Task directions: Select each line where the word "бюджетам" appears.

(Lines of data)
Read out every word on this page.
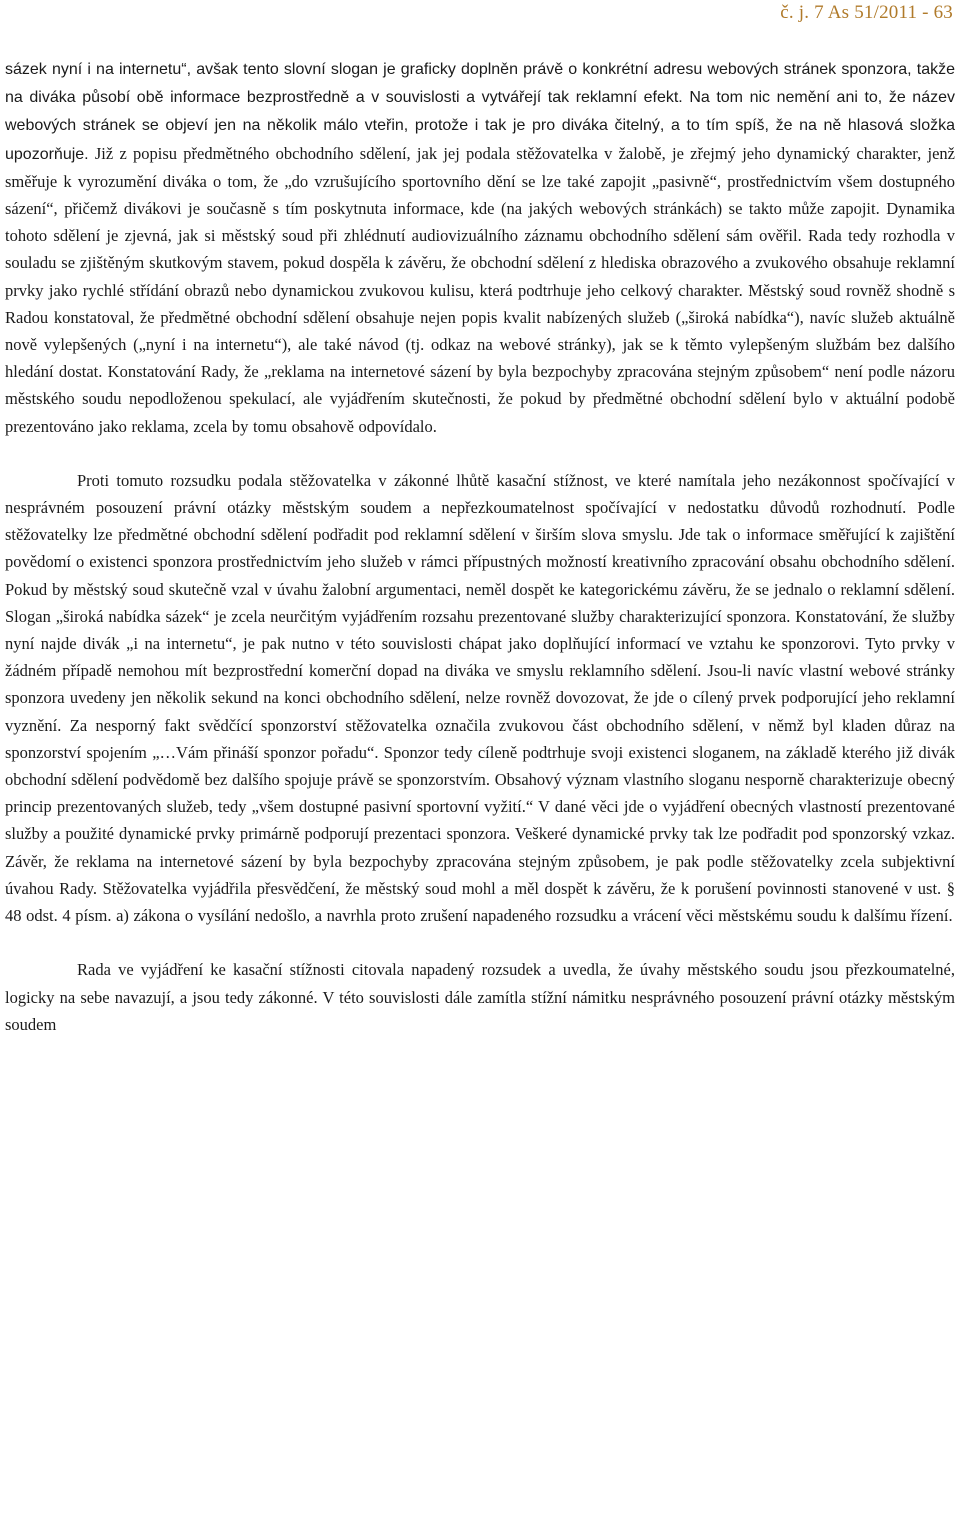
č. j. 7 As 51/2011 - 63

sázek nyní i na internetu“, avšak tento slovní slogan je graficky doplněn právě o konkrétní adresu webových stránek sponzora, takže na diváka působí obě informace bezprostředně a v souvislosti a vytvářejí tak reklamní efekt. Na tom nic nemění ani to, že název webových stránek se objeví jen na několik málo vteřin, protože i tak je pro diváka čitelný, a to tím spíš, že na ně hlasová složka upozorňuje. Již z popisu předmětného obchodního sdělení, jak jej podala stěžovatelka v žalobě, je zřejmý jeho dynamický charakter, jenž směřuje k vyrozumění diváka o tom, že „do vzrušujícího sportovního dění se lze také zapojit „pasivně“, prostřednictvím všem dostupného sázení“, přičemž divákovi je současně s tím poskytnuta informace, kde (na jakých webových stránkách) se takto může zapojit. Dynamika tohoto sdělení je zjevná, jak si městský soud při zhlédnutí audiovizuálního záznamu obchodního sdělení sám ověřil. Rada tedy rozhodla v souladu se zjištěným skutkovým stavem, pokud dospěla k závěru, že obchodní sdělení z hlediska obrazového a zvukového obsahuje reklamní prvky jako rychlé střídání obrazů nebo dynamickou zvukovou kulisu, která podtrhuje jeho celkový charakter. Městský soud rovněž shodně s Radou konstatoval, že předmětné obchodní sdělení obsahuje nejen popis kvalit nabízených služeb („široká nabídka“), navíc služeb aktuálně nově vylepšených („nyní i na internetu“), ale také návod (tj. odkaz na webové stránky), jak se k těmto vylepšeným službám bez dalšího hledání dostat. Konstatování Rady, že „reklama na internetové sázení by byla bezpochyby zpracována stejným způsobem“ není podle názoru městského soudu nepodloženou spekulací, ale vyjádřením skutečnosti, že pokud by předmětné obchodní sdělení bylo v aktuální podobě prezentováno jako reklama, zcela by tomu obsahově odpovídalo.

Proti tomuto rozsudku podala stěžovatelka v zákonné lhůtě kasační stížnost, ve které namítala jeho nezákonnost spočívající v nesprávném posouzení právní otázky městským soudem a nepřezkoumatelnost spočívající v nedostatku důvodů rozhodnutí. Podle stěžovatelky lze předmětné obchodní sdělení podřadit pod reklamní sdělení v širším slova smyslu. Jde tak o informace směřující k zajištění povědomí o existenci sponzora prostřednictvím jeho služeb v rámci přípustných možností kreativního zpracování obsahu obchodního sdělení. Pokud by městský soud skutečně vzal v úvahu žalobní argumentaci, neměl dospět ke kategorickému závěru, že se jednalo o reklamní sdělení. Slogan „široká nabídka sázek“ je zcela neurčitým vyjádřením rozsahu prezentované služby charakterizující sponzora. Konstatování, že služby nyní najde divák „i na internetu“, je pak nutno v této souvislosti chápat jako doplňující informací ve vztahu ke sponzorovi. Tyto prvky v žádném případě nemohou mít bezprostřední komerční dopad na diváka ve smyslu reklamního sdělení. Jsou-li navíc vlastní webové stránky sponzora uvedeny jen několik sekund na konci obchodního sdělení, nelze rovněž dovozovat, že jde o cílený prvek podporující jeho reklamní vyznění. Za nesporný fakt svědčící sponzorství stěžovatelka označila zvukovou část obchodního sdělení, v němž byl kladen důraz na sponzorství spojením „…Vám přináší sponzor pořadu“. Sponzor tedy cíleně podtrhuje svoji existenci sloganem, na základě kterého již divák obchodní sdělení podvědomě bez dalšího spojuje právě se sponzorstvím. Obsahový význam vlastního sloganu nesporně charakterizuje obecný princip prezentovaných služeb, tedy „všem dostupné pasivní sportovní vyžití.“ V dané věci jde o vyjádření obecných vlastností prezentované služby a použité dynamické prvky primárně podporují prezentaci sponzora. Veškeré dynamické prvky tak lze podřadit pod sponzorský vzkaz. Závěr, že reklama na internetové sázení by byla bezpochyby zpracována stejným způsobem, je pak podle stěžovatelky zcela subjektivní úvahou Rady. Stěžovatelka vyjádřila přesvědčení, že městský soud mohl a měl dospět k závěru, že k porušení povinnosti stanovené v ust. § 48 odst. 4 písm. a) zákona o vysílání nedošlo, a navrhla proto zrušení napadeného rozsudku a vrácení věci městskému soudu k dalšímu řízení.

Rada ve vyjádření ke kasační stížnosti citovala napadený rozsudek a uvedla, že úvahy městského soudu jsou přezkoumatelné, logicky na sebe navazují, a jsou tedy zákonné. V této souvislosti dále zamítla stížní námitku nesprávného posouzení právní otázky městským soudem
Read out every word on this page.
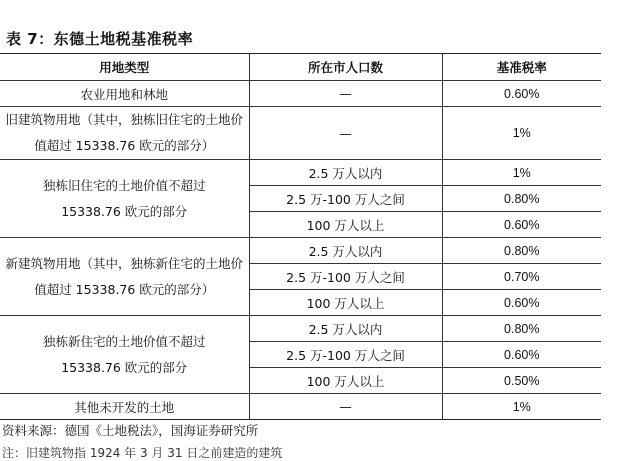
表 7：东德土地税基准税率
用地类型	所在市人口数	基准税率
农业用地和林地	—	0.60%
旧建筑物用地（其中，独栋旧住宅的土地价值超过 15338.76 欧元的部分）	—	1%
独栋旧住宅的土地价值不超过15338.76 欧元的部分	2.5 万人以内	1%
	2.5 万-100 万人之间	0.80%
	100 万人以上	0.60%
新建筑物用地（其中，独栋新住宅的土地价值超过 15338.76 欧元的部分）	2.5 万人以内	0.80%
	2.5 万-100 万人之间	0.70%
	100 万人以上	0.60%
独栋新住宅的土地价值不超过15338.76 欧元的部分	2.5 万人以内	0.80%
	2.5 万-100 万人之间	0.60%
	100 万人以上	0.50%
其他未开发的土地	—	1%
资料来源：德国《土地税法》，国海证券研究所
注：旧建筑物指 1924 年 3 月 31 日之前建造的建筑
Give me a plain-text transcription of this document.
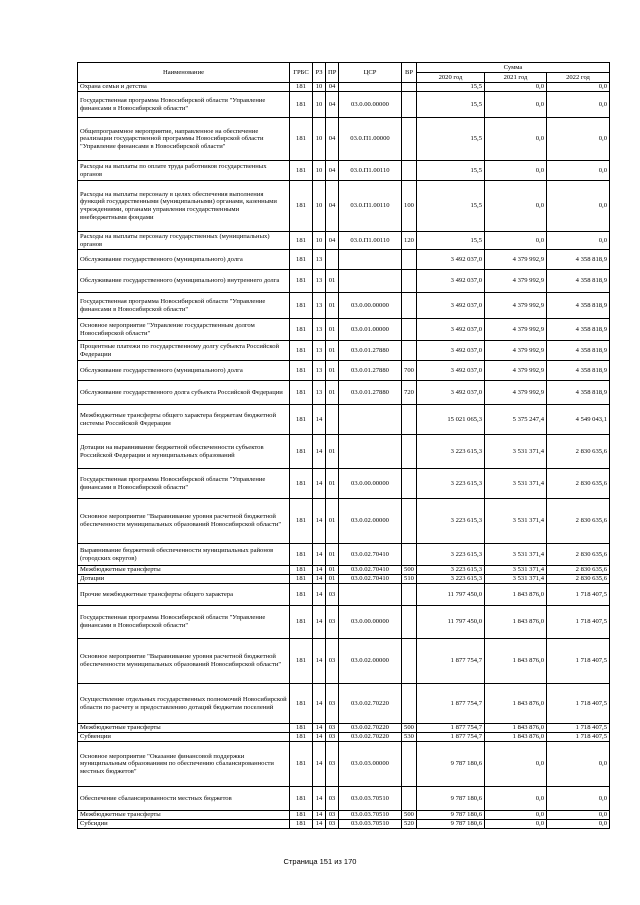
Наименование	ГРБС	РЗ	ПР	ЦСР	ВР	Сумма		
						2020 год	2021 год	2022 год
Охрана семьи и детства	181	10	04			15,5	0,0	0,0
Государственная программа Новосибирской области "Управление финансами в Новосибирской области"	181	10	04	03.0.00.00000		15,5	0,0	0,0
Общепрограммное мероприятие, направленное на обеспечение реализации государственной программы Новосибирской области "Управление финансами в Новосибирской области"	181	10	04	03.0.П1.00000		15,5	0,0	0,0
Расходы на выплаты по оплате труда работников государственных органов	181	10	04	03.0.П1.00110		15,5	0,0	0,0
Расходы на выплаты персоналу в целях обеспечения выполнения функций государственными (муниципальными) органами, казенными учреждениями, органами управления государственными внебюджетными фондами	181	10	04	03.0.П1.00110	100	15,5	0,0	0,0
Расходы на выплаты персоналу государственных (муниципальных) органов	181	10	04	03.0.П1.00110	120	15,5	0,0	0,0
Обслуживание государственного (муниципального) долга	181	13				3 492 037,0	4 379 992,9	4 358 818,9
Обслуживание государственного (муниципального) внутреннего долга	181	13	01			3 492 037,0	4 379 992,9	4 358 818,9
Государственная программа Новосибирской области "Управление финансами в Новосибирской области"	181	13	01	03.0.00.00000		3 492 037,0	4 379 992,9	4 358 818,9
Основное мероприятие "Управление государственным долгом Новосибирской области"	181	13	01	03.0.01.00000		3 492 037,0	4 379 992,9	4 358 818,9
Процентные платежи по государственному долгу субъекта Российской Федерации	181	13	01	03.0.01.27880		3 492 037,0	4 379 992,9	4 358 818,9
Обслуживание государственного (муниципального) долга	181	13	01	03.0.01.27880	700	3 492 037,0	4 379 992,9	4 358 818,9
Обслуживание государственного долга субъекта Российской Федерации	181	13	01	03.0.01.27880	720	3 492 037,0	4 379 992,9	4 358 818,9
Межбюджетные трансферты общего характера бюджетам бюджетной системы Российской Федерации	181	14				15 021 065,3	5 375 247,4	4 549 043,1
Дотации на выравнивание бюджетной обеспеченности субъектов Российской Федерации и муниципальных образований	181	14	01			3 223 615,3	3 531 371,4	2 830 635,6
Государственная программа Новосибирской области "Управление финансами в Новосибирской области"	181	14	01	03.0.00.00000		3 223 615,3	3 531 371,4	2 830 635,6
Основное мероприятие "Выравнивание уровня расчетной бюджетной обеспеченности муниципальных образований Новосибирской области"	181	14	01	03.0.02.00000		3 223 615,3	3 531 371,4	2 830 635,6
Выравнивание бюджетной обеспеченности муниципальных районов (городских округов)	181	14	01	03.0.02.70410		3 223 615,3	3 531 371,4	2 830 635,6
Межбюджетные трансферты	181	14	01	03.0.02.70410	500	3 223 615,3	3 531 371,4	2 830 635,6
Дотации	181	14	01	03.0.02.70410	510	3 223 615,3	3 531 371,4	2 830 635,6
Прочие межбюджетные трансферты общего характера	181	14	03			11 797 450,0	1 843 876,0	1 718 407,5
Государственная программа Новосибирской области "Управление финансами в Новосибирской области"	181	14	03	03.0.00.00000		11 797 450,0	1 843 876,0	1 718 407,5
Основное мероприятие "Выравнивание уровня расчетной бюджетной обеспеченности муниципальных образований Новосибирской области"	181	14	03	03.0.02.00000		1 877 754,7	1 843 876,0	1 718 407,5
Осуществление отдельных государственных полномочий Новосибирской области по расчету и предоставлению дотаций бюджетам поселений	181	14	03	03.0.02.70220		1 877 754,7	1 843 876,0	1 718 407,5
Межбюджетные трансферты	181	14	03	03.0.02.70220	500	1 877 754,7	1 843 876,0	1 718 407,5
Субвенции	181	14	03	03.0.02.70220	530	1 877 754,7	1 843 876,0	1 718 407,5
Основное мероприятие "Оказание финансовой поддержки муниципальным образованиям по обеспечению сбалансированности местных бюджетов"	181	14	03	03.0.03.00000		9 787 180,6	0,0	0,0
Обеспечение сбалансированности местных бюджетов	181	14	03	03.0.03.70510		9 787 180,6	0,0	0,0
Межбюджетные трансферты	181	14	03	03.0.03.70510	500	9 787 180,6	0,0	0,0
Субсидии	181	14	03	03.0.03.70510	520	9 787 180,6	0,0	0,0
Страница 151 из 170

Exercise response:
Межбюджетные трансферты общего характера бюджетам бюджетной системы Российской Федерации	181	14				15 021 065,3	5 375 247,4	4 549 043,1
Осуществление отдельных государственных полномочий Новосибирской области по расчету и предоставлению дотаций бюджетам поселений	181	14	03	03.0.02.70220		1 877 754,7	1 843 876,0	1 718 407,5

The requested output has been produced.